* **LISTED ENTRIES**:
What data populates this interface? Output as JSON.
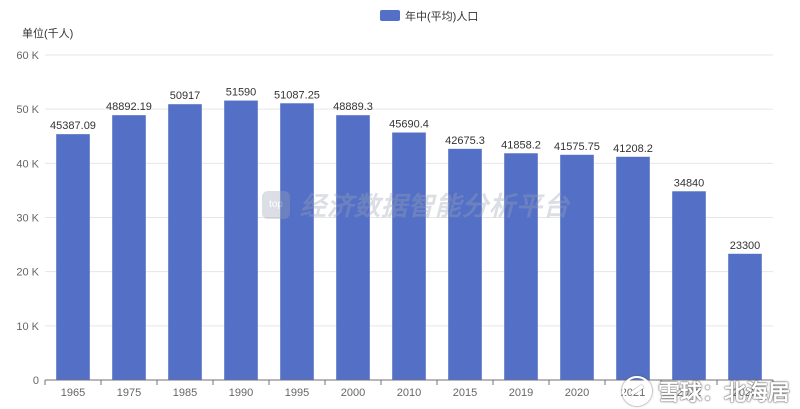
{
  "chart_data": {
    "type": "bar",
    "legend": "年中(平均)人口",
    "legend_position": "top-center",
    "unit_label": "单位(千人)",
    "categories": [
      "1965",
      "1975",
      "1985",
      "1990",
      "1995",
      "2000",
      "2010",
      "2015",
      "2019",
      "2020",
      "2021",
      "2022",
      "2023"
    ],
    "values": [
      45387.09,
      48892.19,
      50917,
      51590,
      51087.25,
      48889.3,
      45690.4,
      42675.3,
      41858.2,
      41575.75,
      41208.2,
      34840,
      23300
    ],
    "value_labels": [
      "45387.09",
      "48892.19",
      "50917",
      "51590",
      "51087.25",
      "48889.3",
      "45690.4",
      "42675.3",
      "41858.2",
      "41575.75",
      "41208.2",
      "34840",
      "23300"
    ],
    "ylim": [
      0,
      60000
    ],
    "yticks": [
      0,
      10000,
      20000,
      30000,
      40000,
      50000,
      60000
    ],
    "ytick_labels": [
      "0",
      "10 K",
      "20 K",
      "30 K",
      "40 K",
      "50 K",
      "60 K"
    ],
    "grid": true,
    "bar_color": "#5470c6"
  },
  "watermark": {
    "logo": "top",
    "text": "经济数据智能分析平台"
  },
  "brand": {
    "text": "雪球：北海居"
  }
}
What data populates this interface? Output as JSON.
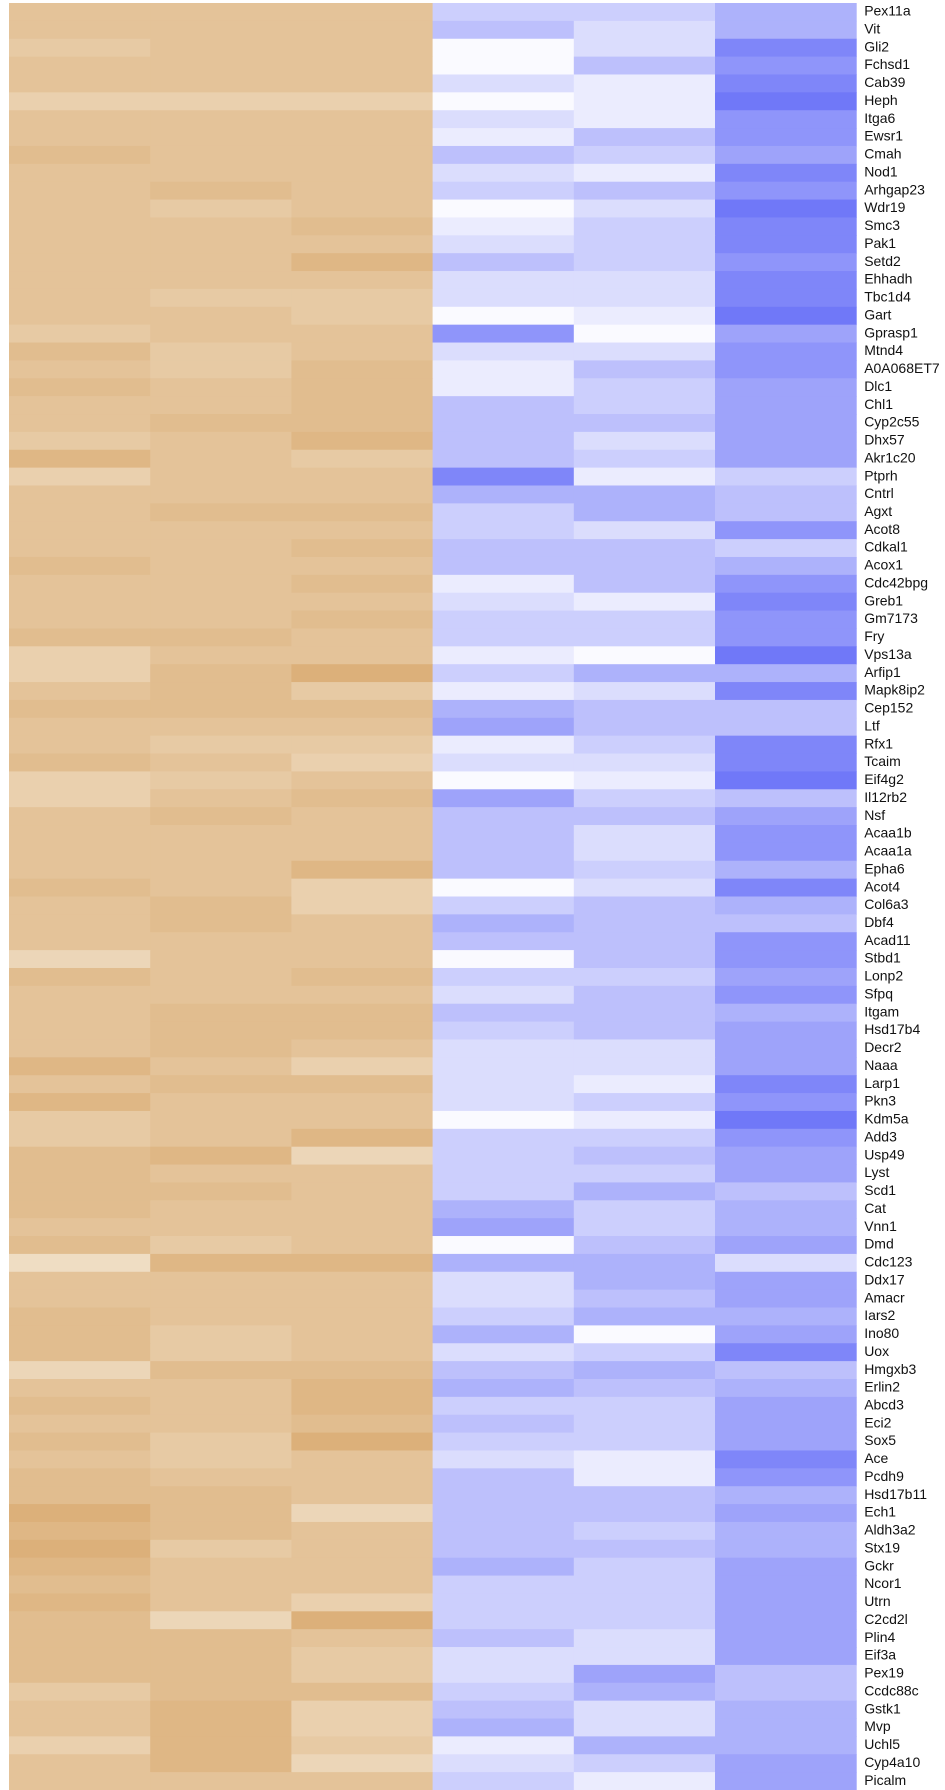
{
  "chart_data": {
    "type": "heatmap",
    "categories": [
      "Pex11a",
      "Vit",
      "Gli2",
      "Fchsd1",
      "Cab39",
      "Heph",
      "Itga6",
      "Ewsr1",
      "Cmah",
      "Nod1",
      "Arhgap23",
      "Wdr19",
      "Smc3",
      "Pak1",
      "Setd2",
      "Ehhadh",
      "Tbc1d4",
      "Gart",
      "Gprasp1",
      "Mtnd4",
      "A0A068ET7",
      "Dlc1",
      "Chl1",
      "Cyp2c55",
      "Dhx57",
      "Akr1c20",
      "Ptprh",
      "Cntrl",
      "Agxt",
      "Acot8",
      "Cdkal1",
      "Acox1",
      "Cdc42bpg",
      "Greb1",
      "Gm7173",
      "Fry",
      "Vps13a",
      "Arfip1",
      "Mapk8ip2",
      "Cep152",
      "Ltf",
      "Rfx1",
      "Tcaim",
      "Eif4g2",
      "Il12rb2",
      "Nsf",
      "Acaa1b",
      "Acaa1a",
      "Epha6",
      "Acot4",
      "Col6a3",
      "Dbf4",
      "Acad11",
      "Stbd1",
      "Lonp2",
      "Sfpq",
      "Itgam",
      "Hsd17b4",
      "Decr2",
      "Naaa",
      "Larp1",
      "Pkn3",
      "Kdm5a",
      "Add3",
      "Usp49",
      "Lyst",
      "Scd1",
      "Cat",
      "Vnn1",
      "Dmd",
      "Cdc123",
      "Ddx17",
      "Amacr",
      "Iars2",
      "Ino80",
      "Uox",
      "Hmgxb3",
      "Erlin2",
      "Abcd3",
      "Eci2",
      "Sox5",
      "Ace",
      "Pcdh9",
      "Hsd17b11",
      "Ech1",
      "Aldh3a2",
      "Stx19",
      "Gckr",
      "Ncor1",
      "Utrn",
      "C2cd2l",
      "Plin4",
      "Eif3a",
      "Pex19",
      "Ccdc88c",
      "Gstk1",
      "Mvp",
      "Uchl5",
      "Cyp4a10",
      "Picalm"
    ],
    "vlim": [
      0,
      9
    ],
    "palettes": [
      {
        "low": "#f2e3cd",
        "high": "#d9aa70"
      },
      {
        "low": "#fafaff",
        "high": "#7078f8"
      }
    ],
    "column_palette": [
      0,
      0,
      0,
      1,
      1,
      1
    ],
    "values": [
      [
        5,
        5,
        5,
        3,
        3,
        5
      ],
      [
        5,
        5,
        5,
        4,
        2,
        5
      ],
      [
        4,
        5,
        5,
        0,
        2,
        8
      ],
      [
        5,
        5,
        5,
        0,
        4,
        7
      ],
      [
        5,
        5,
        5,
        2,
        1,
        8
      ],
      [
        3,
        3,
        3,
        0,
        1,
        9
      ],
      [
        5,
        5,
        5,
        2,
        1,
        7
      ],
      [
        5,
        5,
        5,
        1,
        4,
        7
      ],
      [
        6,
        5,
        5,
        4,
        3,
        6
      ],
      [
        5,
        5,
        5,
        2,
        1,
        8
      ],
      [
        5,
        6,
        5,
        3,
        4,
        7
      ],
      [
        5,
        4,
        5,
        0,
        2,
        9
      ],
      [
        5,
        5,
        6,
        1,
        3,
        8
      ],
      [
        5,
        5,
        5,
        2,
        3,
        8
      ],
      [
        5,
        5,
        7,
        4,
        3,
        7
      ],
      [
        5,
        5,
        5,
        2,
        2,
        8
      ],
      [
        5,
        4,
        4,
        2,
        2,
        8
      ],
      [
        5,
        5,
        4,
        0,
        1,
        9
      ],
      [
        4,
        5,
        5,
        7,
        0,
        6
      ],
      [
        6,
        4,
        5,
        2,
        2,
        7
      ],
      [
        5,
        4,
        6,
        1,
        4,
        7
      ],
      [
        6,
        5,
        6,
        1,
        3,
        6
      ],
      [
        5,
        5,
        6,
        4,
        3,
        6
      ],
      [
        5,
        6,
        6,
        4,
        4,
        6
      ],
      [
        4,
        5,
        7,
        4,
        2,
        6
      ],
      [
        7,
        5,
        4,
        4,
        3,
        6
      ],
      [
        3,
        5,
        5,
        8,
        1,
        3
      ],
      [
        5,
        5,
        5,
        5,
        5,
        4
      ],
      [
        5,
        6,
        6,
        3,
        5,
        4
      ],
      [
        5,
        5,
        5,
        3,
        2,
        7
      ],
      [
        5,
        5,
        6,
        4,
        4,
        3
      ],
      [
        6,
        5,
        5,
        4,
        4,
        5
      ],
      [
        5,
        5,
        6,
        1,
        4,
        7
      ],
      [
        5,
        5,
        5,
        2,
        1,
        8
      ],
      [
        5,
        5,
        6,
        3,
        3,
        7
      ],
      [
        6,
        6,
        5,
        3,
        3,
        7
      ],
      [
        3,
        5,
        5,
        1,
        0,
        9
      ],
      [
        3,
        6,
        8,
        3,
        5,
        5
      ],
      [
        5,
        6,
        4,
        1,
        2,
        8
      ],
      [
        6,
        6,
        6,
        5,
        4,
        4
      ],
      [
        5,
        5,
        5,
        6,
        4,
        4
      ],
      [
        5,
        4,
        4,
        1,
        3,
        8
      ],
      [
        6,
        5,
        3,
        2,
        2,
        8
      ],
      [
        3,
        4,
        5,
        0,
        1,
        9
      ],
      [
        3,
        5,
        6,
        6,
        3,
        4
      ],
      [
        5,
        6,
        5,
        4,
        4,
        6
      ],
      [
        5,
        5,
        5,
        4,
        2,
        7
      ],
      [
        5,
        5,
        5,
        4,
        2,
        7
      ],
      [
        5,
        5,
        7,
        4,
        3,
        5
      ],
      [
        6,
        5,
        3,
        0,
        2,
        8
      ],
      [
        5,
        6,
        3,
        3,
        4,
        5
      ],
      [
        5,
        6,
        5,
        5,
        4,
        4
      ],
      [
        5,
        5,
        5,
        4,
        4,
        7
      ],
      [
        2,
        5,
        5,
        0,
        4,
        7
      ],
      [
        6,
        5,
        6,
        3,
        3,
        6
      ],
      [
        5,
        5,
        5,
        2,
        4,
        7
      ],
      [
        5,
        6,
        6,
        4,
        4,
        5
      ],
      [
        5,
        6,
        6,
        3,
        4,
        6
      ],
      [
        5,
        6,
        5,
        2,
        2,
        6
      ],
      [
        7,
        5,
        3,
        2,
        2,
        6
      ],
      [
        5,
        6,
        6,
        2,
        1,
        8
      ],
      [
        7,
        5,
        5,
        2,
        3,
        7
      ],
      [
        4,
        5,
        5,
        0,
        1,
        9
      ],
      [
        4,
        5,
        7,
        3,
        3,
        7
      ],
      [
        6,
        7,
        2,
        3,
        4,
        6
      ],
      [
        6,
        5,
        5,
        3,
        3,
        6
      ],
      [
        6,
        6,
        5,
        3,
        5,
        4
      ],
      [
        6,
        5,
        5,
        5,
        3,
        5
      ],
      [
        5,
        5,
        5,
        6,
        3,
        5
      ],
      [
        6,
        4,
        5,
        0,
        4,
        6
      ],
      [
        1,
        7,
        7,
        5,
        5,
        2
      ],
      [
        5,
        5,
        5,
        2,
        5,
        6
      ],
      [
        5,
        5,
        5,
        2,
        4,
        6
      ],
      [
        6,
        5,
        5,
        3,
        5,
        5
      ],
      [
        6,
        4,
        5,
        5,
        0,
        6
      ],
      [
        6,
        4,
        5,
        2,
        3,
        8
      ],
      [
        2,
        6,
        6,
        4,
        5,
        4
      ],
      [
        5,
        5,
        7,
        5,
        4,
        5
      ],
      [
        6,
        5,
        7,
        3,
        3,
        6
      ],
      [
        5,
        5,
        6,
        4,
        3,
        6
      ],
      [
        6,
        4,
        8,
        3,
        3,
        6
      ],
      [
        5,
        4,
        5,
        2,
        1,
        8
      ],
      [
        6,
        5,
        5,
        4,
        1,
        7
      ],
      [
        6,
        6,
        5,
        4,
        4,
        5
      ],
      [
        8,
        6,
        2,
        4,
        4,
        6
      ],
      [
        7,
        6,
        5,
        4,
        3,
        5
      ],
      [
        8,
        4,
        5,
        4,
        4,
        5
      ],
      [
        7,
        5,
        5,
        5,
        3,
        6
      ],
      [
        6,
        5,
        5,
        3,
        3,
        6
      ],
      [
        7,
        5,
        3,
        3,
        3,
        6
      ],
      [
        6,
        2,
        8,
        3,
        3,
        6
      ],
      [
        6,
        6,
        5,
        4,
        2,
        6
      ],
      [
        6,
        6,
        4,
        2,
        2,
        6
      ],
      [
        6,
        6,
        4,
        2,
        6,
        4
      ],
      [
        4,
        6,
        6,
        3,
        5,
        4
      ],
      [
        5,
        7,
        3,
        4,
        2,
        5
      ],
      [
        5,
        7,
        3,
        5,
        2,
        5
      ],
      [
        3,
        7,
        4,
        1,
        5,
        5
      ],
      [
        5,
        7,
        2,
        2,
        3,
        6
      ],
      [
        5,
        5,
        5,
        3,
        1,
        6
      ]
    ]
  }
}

==

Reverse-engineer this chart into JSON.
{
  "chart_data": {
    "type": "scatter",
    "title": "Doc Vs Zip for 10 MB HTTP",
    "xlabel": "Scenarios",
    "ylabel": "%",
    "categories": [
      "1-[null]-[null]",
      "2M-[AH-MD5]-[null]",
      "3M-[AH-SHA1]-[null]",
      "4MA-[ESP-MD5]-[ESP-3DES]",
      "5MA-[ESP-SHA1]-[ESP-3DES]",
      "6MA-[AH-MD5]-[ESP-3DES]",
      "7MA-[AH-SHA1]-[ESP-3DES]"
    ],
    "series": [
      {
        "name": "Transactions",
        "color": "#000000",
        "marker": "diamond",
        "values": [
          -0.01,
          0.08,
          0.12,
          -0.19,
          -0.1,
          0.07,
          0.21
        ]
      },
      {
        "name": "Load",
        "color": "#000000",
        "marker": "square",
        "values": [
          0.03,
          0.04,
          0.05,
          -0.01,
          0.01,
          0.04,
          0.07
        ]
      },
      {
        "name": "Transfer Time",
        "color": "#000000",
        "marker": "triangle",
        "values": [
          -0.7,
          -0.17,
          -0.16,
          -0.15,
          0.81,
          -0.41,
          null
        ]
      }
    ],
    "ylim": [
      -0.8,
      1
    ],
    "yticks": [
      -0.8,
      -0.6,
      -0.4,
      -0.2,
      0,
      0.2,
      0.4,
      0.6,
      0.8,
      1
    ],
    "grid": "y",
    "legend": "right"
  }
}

* **DIRECTION**: How many lines in the records above contain the word "null"? Give only the number.

* **PROBLEM SOLUTION**: 4